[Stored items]
--------

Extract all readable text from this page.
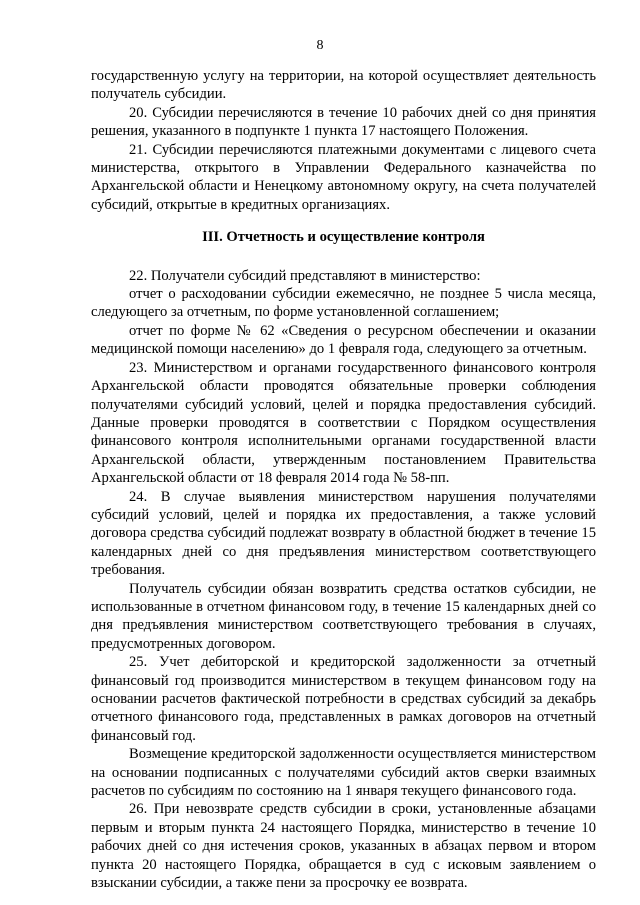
8

государственную услугу на территории, на которой осуществляет деятельность получатель субсидии.

20. Субсидии перечисляются в течение 10 рабочих дней со дня принятия решения, указанного в подпункте 1 пункта 17 настоящего Положения.

21. Субсидии перечисляются платежными документами с лицевого счета министерства, открытого в Управлении Федерального казначейства по Архангельской области и Ненецкому автономному округу, на счета получателей субсидий, открытые в кредитных организациях.

III. Отчетность и осуществление контроля

22. Получатели субсидий представляют в министерство:

отчет о расходовании субсидии ежемесячно, не позднее 5 числа месяца, следующего за отчетным, по форме установленной соглашением;

отчет по форме № 62 «Сведения о ресурсном обеспечении и оказании медицинской помощи населению» до 1 февраля года, следующего за отчетным.

23. Министерством и органами государственного финансового контроля Архангельской области проводятся обязательные проверки соблюдения получателями субсидий условий, целей и порядка предоставления субсидий. Данные проверки проводятся в соответствии с Порядком осуществления финансового контроля исполнительными органами государственной власти Архангельской области, утвержденным постановлением Правительства Архангельской области от 18 февраля 2014 года № 58-пп.

24. В случае выявления министерством нарушения получателями субсидий условий, целей и порядка их предоставления, а также условий договора средства субсидий подлежат возврату в областной бюджет в течение 15 календарных дней со дня предъявления министерством соответствующего требования.

Получатель субсидии обязан возвратить средства остатков субсидии, не использованные в отчетном финансовом году, в течение 15 календарных дней со дня предъявления министерством соответствующего требования в случаях, предусмотренных договором.

25. Учет дебиторской и кредиторской задолженности за отчетный финансовый год производится министерством в текущем финансовом году на основании расчетов фактической потребности в средствах субсидий за декабрь отчетного финансового года, представленных в рамках договоров на отчетный финансовый год.

Возмещение кредиторской задолженности осуществляется министерством на основании подписанных с получателями субсидий актов сверки взаимных расчетов по субсидиям по состоянию на 1 января текущего финансового года.

26. При невозврате средств субсидии в сроки, установленные абзацами первым и вторым пункта 24 настоящего Порядка, министерство в течение 10 рабочих дней со дня истечения сроков, указанных в абзацах первом и втором пункта 20 настоящего Порядка, обращается в суд с исковым заявлением о взыскании субсидии, а также пени за просрочку ее возврата.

--------

■ **WORK REQUIRED**: Take the listing and print it again exactly, but without any pictures.

■ **SOLUTION**:
Extract all readable text from this page.
8

государственную услугу на территории, на которой осуществляет деятельность получатель субсидии.

20. Субсидии перечисляются в течение 10 рабочих дней со дня принятия решения, указанного в подпункте 1 пункта 17 настоящего Положения.

21. Субсидии перечисляются платежными документами с лицевого счета министерства, открытого в Управлении Федерального казначейства по Архангельской области и Ненецкому автономному округу, на счета получателей субсидий, открытые в кредитных организациях.

III. Отчетность и осуществление контроля

22. Получатели субсидий представляют в министерство:

отчет о расходовании субсидии ежемесячно, не позднее 5 числа месяца, следующего за отчетным, по форме установленной соглашением;

отчет по форме № 62 «Сведения о ресурсном обеспечении и оказании медицинской помощи населению» до 1 февраля года, следующего за отчетным.

23. Министерством и органами государственного финансового контроля Архангельской области проводятся обязательные проверки соблюдения получателями субсидий условий, целей и порядка предоставления субсидий. Данные проверки проводятся в соответствии с Порядком осуществления финансового контроля исполнительными органами государственной власти Архангельской области, утвержденным постановлением Правительства Архангельской области от 18 февраля 2014 года № 58-пп.

24. В случае выявления министерством нарушения получателями субсидий условий, целей и порядка их предоставления, а также условий договора средства субсидий подлежат возврату в областной бюджет в течение 15 календарных дней со дня предъявления министерством соответствующего требования.

Получатель субсидии обязан возвратить средства остатков субсидии, не использованные в отчетном финансовом году, в течение 15 календарных дней со дня предъявления министерством соответствующего требования в случаях, предусмотренных договором.

25. Учет дебиторской и кредиторской задолженности за отчетный финансовый год производится министерством в текущем финансовом году на основании расчетов фактической потребности в средствах субсидий за декабрь отчетного финансового года, представленных в рамках договоров на отчетный финансовый год.

Возмещение кредиторской задолженности осуществляется министерством на основании подписанных с получателями субсидий актов сверки взаимных расчетов по субсидиям по состоянию на 1 января текущего финансового года.

26. При невозврате средств субсидии в сроки, установленные абзацами первым и вторым пункта 24 настоящего Порядка, министерство в течение 10 рабочих дней со дня истечения сроков, указанных в абзацах первом и втором пункта 20 настоящего Порядка, обращается в суд с исковым заявлением о взыскании субсидии, а также пени за просрочку ее возврата.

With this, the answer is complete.